▶ RECORDS FOR PROCESSING
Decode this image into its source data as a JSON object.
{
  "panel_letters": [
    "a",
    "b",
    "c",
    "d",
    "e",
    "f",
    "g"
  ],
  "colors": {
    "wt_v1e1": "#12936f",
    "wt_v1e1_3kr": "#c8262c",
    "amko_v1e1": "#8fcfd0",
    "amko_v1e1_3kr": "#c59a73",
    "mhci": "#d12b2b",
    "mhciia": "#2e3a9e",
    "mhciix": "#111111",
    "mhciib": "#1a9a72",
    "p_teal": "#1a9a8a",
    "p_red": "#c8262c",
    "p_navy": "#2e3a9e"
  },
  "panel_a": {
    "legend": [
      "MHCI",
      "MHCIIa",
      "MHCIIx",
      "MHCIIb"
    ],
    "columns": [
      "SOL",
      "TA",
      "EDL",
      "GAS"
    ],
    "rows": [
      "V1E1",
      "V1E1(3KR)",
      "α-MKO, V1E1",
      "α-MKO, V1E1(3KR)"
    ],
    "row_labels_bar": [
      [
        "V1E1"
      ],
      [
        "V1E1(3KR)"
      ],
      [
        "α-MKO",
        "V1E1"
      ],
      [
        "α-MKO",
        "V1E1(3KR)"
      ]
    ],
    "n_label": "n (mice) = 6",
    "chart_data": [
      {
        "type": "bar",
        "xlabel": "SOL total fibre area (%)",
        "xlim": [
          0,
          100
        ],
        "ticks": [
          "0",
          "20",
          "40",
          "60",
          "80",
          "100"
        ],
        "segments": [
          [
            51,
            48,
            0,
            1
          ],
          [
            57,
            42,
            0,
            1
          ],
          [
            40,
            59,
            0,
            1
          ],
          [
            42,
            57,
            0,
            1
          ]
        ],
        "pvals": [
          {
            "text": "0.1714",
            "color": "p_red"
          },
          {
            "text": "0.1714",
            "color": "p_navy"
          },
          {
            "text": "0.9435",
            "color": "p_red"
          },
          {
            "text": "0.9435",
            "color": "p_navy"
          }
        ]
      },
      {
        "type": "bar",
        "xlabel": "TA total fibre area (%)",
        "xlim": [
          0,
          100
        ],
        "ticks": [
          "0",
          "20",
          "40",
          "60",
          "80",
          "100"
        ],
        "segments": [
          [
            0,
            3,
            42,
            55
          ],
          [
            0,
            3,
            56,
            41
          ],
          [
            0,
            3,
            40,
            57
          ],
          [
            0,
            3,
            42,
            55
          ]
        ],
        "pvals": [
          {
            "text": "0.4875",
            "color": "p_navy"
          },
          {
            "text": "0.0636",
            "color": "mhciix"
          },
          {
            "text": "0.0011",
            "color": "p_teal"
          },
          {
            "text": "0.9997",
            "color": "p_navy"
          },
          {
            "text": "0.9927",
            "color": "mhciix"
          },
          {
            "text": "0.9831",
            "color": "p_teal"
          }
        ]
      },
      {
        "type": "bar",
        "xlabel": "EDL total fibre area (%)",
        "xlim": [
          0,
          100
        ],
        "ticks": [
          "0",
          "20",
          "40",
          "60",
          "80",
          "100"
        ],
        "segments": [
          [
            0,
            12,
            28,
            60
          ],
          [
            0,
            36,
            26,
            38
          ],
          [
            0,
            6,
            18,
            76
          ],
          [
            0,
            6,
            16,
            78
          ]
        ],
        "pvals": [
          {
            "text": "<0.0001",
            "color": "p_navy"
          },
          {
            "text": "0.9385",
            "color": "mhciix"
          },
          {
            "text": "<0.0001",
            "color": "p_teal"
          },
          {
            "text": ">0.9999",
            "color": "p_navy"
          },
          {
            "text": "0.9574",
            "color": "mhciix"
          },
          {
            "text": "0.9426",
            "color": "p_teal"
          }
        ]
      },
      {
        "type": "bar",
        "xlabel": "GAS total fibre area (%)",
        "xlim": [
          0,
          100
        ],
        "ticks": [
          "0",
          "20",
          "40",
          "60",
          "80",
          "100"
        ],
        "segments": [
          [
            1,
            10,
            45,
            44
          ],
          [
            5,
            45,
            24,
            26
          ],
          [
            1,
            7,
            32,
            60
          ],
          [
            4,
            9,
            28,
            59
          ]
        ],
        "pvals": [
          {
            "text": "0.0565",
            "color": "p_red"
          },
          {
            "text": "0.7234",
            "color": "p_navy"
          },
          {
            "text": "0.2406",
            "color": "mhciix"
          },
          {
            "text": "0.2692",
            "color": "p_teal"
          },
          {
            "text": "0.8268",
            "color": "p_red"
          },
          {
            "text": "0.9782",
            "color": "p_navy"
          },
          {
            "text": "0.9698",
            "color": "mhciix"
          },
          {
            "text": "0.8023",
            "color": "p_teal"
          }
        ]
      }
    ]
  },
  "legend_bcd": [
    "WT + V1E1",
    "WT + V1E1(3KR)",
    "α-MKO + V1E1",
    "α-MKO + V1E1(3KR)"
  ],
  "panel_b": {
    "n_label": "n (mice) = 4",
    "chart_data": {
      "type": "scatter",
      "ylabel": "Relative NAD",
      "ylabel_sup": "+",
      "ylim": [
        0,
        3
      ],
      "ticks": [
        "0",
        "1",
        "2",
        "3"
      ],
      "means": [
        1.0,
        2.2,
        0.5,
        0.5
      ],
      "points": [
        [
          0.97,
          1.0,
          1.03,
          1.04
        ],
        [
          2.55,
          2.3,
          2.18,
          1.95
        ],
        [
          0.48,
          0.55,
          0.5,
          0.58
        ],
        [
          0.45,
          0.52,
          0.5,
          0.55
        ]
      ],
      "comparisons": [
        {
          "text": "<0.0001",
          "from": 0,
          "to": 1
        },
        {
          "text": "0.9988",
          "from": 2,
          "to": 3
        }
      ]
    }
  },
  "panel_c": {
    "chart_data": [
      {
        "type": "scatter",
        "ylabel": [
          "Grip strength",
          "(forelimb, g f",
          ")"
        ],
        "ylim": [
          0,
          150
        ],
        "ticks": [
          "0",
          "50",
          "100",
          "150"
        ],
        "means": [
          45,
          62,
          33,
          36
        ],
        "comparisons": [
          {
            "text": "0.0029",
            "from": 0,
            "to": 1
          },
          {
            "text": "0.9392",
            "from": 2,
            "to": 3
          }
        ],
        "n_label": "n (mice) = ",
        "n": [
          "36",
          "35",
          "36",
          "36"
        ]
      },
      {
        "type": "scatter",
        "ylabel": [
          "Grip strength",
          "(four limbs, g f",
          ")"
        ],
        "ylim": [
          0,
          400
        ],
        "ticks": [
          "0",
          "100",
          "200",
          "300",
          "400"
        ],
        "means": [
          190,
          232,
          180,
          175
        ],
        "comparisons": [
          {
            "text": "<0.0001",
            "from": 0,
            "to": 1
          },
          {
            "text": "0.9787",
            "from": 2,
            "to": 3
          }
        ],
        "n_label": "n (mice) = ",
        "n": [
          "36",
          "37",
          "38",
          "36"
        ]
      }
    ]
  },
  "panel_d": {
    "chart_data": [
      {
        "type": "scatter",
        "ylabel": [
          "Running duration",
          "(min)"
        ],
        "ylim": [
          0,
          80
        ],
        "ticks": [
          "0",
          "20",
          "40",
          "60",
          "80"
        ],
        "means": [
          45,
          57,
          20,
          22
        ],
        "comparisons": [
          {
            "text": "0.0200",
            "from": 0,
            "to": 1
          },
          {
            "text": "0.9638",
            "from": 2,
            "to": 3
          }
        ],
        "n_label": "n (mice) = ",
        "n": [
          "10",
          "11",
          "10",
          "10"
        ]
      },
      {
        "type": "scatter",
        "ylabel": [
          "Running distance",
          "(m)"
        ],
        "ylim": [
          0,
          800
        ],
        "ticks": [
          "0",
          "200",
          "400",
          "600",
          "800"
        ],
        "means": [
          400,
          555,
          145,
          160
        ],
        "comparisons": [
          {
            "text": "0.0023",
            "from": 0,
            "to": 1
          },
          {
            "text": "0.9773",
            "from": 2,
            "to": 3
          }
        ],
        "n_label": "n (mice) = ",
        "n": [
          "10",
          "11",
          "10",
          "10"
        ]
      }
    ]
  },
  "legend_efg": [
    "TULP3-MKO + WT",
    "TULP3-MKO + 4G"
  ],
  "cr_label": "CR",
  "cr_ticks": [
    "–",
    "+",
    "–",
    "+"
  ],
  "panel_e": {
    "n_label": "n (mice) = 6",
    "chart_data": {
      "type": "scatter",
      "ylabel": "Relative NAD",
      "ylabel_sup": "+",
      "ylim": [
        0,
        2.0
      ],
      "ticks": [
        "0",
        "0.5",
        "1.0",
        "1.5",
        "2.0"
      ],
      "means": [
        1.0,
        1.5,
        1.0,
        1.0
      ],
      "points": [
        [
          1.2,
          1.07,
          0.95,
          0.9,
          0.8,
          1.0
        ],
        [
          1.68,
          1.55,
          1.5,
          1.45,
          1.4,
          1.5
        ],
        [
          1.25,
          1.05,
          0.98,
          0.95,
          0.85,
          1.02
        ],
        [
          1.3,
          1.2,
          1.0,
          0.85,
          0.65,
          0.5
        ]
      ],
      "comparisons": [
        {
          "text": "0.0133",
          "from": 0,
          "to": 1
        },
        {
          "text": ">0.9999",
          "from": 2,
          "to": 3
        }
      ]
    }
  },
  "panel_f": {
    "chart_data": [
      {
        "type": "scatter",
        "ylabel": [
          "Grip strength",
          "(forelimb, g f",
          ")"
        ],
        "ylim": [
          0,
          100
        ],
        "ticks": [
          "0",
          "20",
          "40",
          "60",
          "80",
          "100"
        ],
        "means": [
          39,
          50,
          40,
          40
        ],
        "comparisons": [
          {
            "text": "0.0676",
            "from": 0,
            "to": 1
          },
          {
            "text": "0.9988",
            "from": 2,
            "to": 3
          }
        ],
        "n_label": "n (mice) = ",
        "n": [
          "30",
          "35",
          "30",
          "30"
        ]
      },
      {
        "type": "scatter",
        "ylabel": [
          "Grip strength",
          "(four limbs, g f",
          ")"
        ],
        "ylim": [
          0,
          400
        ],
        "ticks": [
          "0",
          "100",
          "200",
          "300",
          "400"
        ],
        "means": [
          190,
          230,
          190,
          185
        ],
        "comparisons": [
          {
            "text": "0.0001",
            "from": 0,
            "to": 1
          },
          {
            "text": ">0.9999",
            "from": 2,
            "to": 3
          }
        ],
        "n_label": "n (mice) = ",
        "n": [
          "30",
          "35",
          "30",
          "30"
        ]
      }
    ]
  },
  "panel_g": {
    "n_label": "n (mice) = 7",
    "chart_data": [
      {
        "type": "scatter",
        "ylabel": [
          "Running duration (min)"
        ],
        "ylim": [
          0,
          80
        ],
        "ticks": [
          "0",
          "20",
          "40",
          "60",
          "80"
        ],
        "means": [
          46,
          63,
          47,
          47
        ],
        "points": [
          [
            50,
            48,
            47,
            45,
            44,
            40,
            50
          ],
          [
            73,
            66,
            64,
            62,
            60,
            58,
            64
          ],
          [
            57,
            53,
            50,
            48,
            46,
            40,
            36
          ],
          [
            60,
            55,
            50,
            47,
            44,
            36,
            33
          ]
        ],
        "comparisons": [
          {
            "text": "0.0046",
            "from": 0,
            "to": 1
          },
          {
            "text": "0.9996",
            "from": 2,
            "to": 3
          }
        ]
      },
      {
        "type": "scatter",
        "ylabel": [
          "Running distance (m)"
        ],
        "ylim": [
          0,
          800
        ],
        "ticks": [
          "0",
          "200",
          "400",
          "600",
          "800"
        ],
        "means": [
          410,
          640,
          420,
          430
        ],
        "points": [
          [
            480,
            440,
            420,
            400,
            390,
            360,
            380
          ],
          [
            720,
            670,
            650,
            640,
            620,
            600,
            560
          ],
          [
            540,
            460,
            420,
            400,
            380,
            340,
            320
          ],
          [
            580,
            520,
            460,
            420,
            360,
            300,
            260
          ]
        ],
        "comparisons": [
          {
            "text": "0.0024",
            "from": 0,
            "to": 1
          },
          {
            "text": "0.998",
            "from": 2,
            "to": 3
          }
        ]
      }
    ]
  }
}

▶ WORK TO BE COMPLETED
Select the lines from the entries that include the word "xlabel".

▶ ANSWER TO THIS TASK
        "xlabel": "SOL total fibre area (%)",
        "xlabel": "TA total fibre area (%)",
        "xlabel": "EDL total fibre area (%)",
        "xlabel": "GAS total fibre area (%)",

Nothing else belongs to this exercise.